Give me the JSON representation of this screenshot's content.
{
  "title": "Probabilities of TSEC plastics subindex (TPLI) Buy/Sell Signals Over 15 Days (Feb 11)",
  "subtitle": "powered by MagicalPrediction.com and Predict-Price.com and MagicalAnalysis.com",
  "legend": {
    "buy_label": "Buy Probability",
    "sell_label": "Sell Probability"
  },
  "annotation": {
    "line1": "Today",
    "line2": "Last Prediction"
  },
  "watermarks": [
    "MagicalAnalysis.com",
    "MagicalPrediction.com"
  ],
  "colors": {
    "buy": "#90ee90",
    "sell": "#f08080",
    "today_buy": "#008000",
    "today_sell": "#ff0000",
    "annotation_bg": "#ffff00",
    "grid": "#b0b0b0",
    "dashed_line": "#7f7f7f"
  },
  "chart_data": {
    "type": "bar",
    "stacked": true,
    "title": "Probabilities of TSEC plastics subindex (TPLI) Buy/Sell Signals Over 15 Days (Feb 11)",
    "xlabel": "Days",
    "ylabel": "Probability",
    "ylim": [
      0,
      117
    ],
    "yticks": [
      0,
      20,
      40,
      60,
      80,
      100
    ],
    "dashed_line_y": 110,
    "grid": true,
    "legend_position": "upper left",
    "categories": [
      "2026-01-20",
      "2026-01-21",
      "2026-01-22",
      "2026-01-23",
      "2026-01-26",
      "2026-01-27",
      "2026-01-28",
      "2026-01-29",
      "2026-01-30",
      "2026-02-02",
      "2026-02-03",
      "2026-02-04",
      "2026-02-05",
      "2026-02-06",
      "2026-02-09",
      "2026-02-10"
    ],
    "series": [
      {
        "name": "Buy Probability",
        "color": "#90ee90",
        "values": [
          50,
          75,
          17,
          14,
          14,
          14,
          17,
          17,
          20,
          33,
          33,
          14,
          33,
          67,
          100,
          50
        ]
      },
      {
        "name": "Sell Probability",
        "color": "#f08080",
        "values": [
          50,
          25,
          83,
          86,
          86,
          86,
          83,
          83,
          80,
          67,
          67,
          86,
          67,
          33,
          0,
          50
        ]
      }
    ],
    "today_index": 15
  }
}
-=-=-=-=-
Short task =>
Within the listing, how many lines hold the word "MagicalAnalysis"? Only the number is to be given.

Finished exercise =>
2